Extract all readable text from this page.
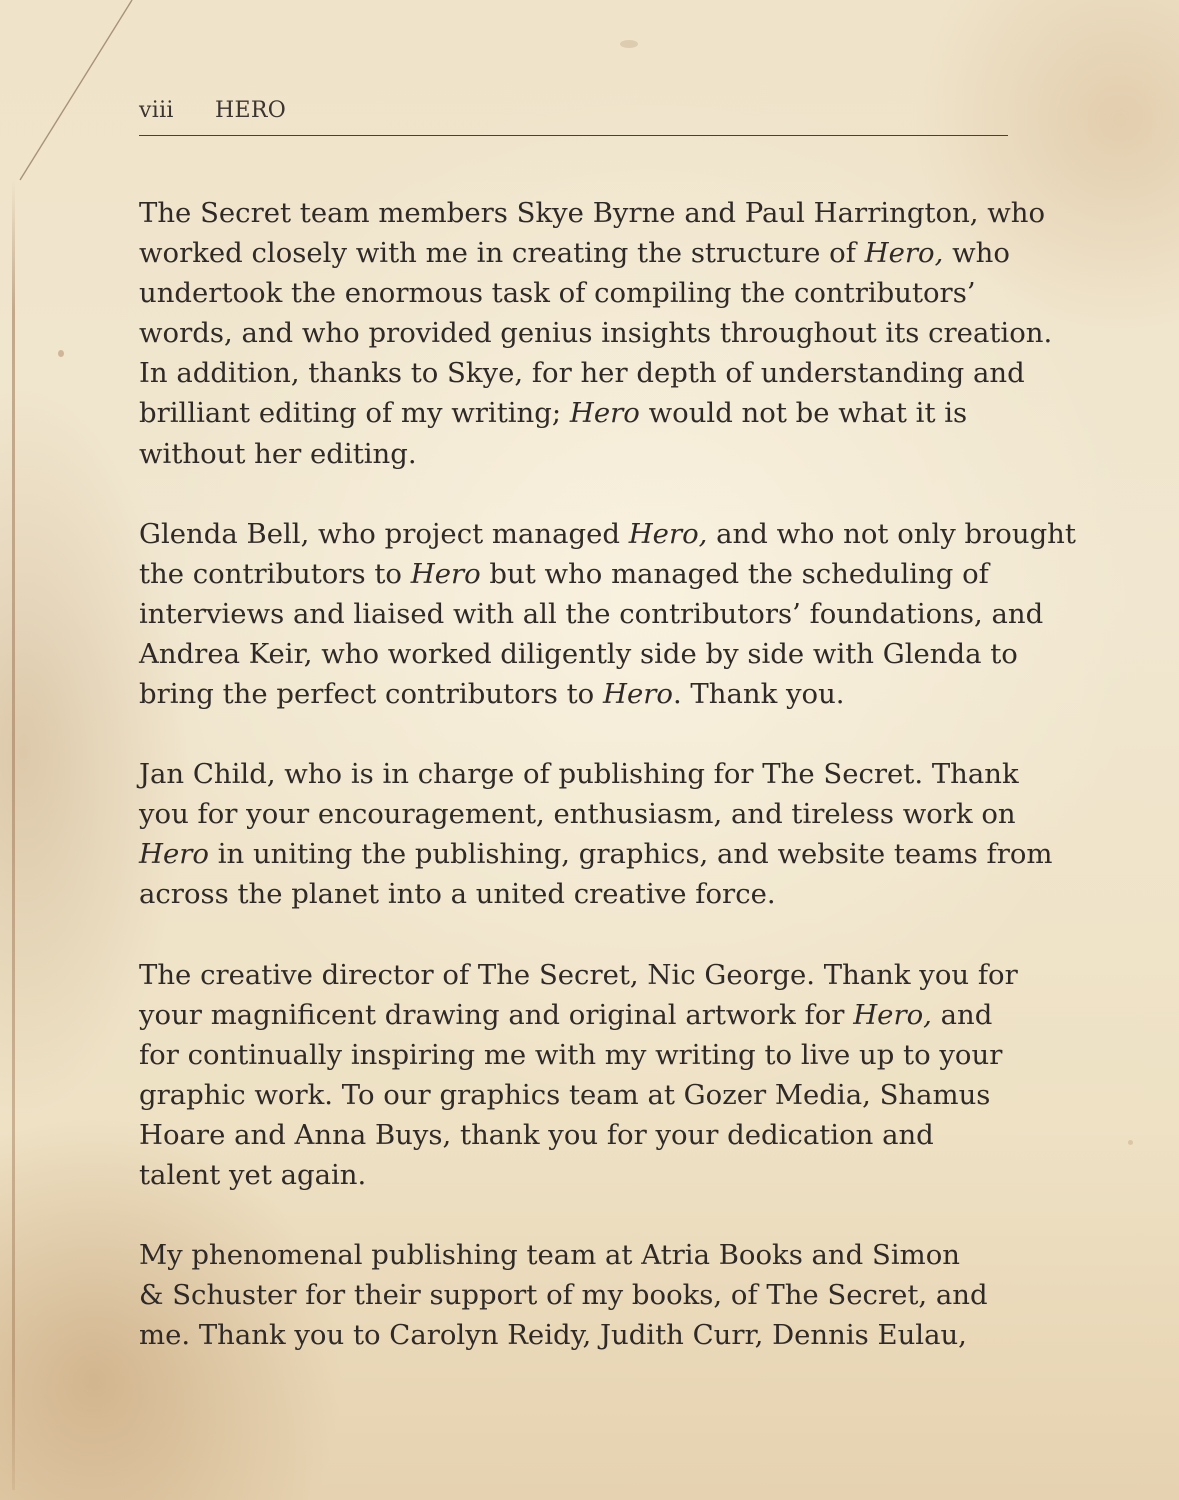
viii HERO

The Secret team members Skye Byrne and Paul Harrington, who
worked closely with me in creating the structure of Hero, who
undertook the enormous task of compiling the contributors’
words, and who provided genius insights throughout its creation.
In addition, thanks to Skye, for her depth of understanding and
brilliant editing of my writing; Hero would not be what it is
without her editing.

Glenda Bell, who project managed Hero, and who not only brought
the contributors to Hero but who managed the scheduling of
interviews and liaised with all the contributors’ foundations, and
Andrea Keir, who worked diligently side by side with Glenda to
bring the perfect contributors to Hero. Thank you.

Jan Child, who is in charge of publishing for The Secret. Thank
you for your encouragement, enthusiasm, and tireless work on
Hero in uniting the publishing, graphics, and website teams from
across the planet into a united creative force.

The creative director of The Secret, Nic George. Thank you for
your magnificent drawing and original artwork for Hero, and
for continually inspiring me with my writing to live up to your
graphic work. To our graphics team at Gozer Media, Shamus
Hoare and Anna Buys, thank you for your dedication and
talent yet again.

My phenomenal publishing team at Atria Books and Simon
& Schuster for their support of my books, of The Secret, and
me. Thank you to Carolyn Reidy, Judith Curr, Dennis Eulau,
==============================
#### Job:
Reproduce all entries exactly. Pictures do not belong in the copy.

#### Solution to the problem:
Extract all readable text from this page.
viii HERO

The Secret team members Skye Byrne and Paul Harrington, who
worked closely with me in creating the structure of Hero, who
undertook the enormous task of compiling the contributors’
words, and who provided genius insights throughout its creation.
In addition, thanks to Skye, for her depth of understanding and
brilliant editing of my writing; Hero would not be what it is
without her editing.

Glenda Bell, who project managed Hero, and who not only brought
the contributors to Hero but who managed the scheduling of
interviews and liaised with all the contributors’ foundations, and
Andrea Keir, who worked diligently side by side with Glenda to
bring the perfect contributors to Hero. Thank you.

Jan Child, who is in charge of publishing for The Secret. Thank
you for your encouragement, enthusiasm, and tireless work on
Hero in uniting the publishing, graphics, and website teams from
across the planet into a united creative force.

The creative director of The Secret, Nic George. Thank you for
your magnificent drawing and original artwork for Hero, and
for continually inspiring me with my writing to live up to your
graphic work. To our graphics team at Gozer Media, Shamus
Hoare and Anna Buys, thank you for your dedication and
talent yet again.

My phenomenal publishing team at Atria Books and Simon
& Schuster for their support of my books, of The Secret, and
me. Thank you to Carolyn Reidy, Judith Curr, Dennis Eulau,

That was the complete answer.